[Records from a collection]

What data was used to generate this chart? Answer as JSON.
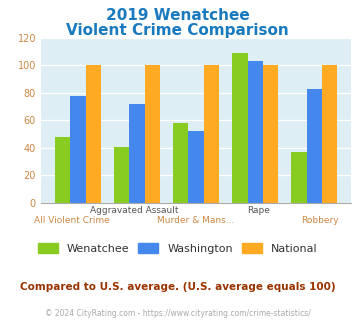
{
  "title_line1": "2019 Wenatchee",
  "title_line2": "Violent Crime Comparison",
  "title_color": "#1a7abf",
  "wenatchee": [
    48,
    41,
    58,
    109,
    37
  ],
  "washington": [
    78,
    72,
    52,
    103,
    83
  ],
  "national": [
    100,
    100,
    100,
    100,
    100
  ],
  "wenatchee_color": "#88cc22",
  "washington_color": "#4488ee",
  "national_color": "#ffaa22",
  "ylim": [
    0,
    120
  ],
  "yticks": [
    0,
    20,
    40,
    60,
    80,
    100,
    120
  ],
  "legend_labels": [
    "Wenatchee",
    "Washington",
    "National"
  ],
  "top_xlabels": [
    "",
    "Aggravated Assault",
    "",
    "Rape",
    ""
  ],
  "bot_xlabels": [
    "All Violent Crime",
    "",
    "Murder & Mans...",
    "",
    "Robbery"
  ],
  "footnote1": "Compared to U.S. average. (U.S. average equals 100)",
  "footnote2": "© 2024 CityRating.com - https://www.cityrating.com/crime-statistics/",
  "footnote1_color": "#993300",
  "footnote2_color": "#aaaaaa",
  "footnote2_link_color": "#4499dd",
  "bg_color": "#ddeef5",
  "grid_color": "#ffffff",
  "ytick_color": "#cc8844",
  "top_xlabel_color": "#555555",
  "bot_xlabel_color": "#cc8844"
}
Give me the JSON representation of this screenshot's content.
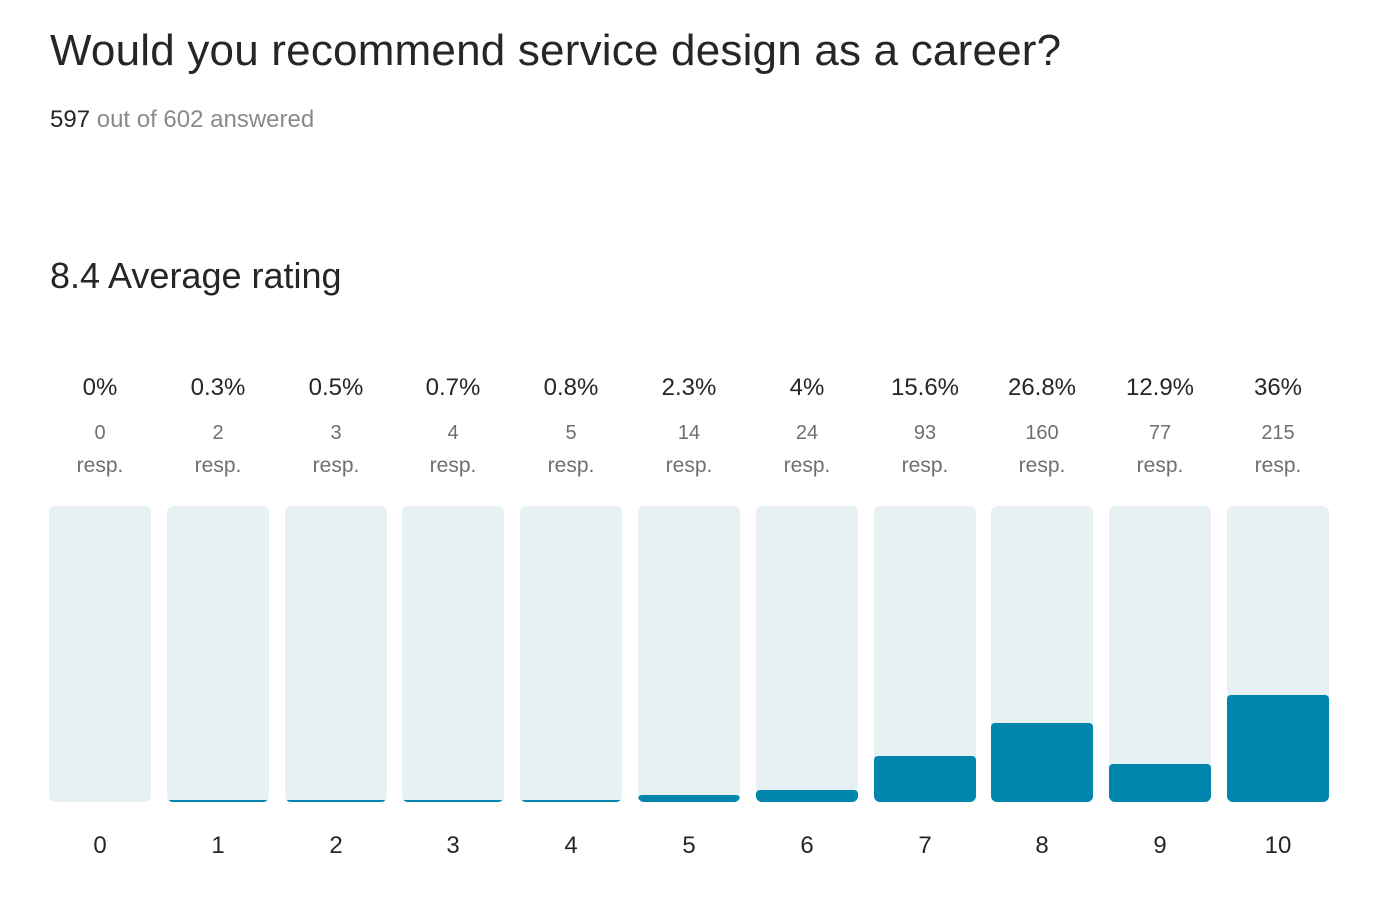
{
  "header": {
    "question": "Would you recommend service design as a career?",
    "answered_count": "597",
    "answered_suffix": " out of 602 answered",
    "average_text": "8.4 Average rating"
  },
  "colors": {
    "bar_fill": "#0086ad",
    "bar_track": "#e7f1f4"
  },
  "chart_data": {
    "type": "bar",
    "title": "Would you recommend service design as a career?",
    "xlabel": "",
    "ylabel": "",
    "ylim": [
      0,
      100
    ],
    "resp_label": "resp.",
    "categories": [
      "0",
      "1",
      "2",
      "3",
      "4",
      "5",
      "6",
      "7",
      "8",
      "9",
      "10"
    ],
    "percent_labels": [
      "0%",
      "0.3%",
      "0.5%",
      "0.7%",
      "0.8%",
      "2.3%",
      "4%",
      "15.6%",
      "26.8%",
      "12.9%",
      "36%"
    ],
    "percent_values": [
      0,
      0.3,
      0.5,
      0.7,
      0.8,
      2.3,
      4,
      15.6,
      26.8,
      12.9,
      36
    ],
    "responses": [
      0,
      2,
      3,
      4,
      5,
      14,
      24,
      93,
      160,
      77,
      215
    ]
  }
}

**WHAT IS EXPECTED**
Return each line where "Violent" shows up.

**CORRECT RESPONSE**
  "title_line2": "Violent Crime Comparison",
    "All Violent Crime",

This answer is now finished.